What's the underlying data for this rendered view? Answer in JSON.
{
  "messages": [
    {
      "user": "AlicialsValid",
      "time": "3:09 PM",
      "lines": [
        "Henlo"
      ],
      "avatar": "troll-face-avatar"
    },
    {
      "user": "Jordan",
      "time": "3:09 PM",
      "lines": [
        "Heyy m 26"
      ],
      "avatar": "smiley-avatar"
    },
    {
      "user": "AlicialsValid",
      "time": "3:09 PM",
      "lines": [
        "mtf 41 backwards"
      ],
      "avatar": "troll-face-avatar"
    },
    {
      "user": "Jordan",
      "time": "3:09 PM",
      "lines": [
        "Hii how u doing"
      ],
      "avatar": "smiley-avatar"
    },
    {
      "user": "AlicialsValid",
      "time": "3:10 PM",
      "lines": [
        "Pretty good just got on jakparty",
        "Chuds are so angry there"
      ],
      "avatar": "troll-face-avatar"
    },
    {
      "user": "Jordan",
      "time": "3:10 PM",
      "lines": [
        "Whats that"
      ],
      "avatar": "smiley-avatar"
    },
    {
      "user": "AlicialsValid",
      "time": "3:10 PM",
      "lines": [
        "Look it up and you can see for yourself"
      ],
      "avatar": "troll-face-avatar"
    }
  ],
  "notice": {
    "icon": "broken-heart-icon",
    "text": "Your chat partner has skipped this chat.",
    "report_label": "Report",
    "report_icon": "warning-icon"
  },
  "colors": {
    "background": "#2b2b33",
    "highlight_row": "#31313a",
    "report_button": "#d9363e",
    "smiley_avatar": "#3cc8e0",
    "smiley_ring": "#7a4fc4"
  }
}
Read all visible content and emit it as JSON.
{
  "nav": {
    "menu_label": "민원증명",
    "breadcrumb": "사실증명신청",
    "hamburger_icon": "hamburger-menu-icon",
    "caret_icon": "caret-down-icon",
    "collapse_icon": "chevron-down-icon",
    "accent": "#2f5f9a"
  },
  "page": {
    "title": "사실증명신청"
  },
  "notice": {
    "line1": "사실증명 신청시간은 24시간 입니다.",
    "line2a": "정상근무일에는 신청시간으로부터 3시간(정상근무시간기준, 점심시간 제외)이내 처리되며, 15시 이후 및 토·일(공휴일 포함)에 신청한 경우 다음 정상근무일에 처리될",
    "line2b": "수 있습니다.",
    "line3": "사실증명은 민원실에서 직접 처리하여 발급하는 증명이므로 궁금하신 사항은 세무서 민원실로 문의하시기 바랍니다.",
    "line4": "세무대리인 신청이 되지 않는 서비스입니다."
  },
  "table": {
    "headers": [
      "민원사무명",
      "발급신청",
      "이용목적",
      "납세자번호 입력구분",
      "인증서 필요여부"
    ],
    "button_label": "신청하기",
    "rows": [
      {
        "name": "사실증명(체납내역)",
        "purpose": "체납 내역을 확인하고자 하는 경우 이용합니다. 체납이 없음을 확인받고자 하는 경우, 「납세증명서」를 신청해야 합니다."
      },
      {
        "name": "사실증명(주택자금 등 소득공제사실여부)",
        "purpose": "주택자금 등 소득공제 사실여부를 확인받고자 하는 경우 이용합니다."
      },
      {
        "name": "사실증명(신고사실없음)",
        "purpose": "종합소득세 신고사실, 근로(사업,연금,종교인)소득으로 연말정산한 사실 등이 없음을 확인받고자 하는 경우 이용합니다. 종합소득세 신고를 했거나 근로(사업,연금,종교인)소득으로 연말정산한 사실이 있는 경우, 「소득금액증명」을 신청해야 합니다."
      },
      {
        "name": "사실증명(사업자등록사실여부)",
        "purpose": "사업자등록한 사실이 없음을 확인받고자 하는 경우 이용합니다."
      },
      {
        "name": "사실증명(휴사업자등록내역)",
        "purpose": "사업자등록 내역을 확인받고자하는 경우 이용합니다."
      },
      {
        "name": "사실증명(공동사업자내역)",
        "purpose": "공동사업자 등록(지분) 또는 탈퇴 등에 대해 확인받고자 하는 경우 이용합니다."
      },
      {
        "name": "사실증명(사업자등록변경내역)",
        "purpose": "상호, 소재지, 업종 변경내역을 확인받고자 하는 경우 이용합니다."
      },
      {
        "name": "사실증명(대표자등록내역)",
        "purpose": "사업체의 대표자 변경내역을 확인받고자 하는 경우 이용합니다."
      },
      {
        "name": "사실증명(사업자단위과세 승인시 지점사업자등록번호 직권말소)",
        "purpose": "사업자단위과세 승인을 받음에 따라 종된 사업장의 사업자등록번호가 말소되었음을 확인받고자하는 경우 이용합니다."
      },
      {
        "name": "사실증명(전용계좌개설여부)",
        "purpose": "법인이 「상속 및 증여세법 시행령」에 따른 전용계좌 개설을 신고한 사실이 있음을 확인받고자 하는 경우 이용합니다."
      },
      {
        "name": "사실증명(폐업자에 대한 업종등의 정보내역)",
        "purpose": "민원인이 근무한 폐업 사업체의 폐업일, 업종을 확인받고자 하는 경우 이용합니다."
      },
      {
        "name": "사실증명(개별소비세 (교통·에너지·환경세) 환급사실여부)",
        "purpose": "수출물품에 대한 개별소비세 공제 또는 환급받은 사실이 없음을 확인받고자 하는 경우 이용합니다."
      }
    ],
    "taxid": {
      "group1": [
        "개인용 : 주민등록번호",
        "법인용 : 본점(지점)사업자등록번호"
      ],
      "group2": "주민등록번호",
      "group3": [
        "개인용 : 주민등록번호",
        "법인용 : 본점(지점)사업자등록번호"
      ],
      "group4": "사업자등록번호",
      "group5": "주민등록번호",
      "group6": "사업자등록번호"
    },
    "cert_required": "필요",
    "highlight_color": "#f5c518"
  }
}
##########
WHAT IS BEING ASKED:
Pick out and copy every line that contains the word "확인받고자하는".

EXERCISE OUTPUT:
        "purpose": "사업자등록 내역을 확인받고자하는 경우 이용합니다."
        "purpose": "사업자단위과세 승인을 받음에 따라 종된 사업장의 사업자등록번호가 말소되었음을 확인받고자하는 경우 이용합니다."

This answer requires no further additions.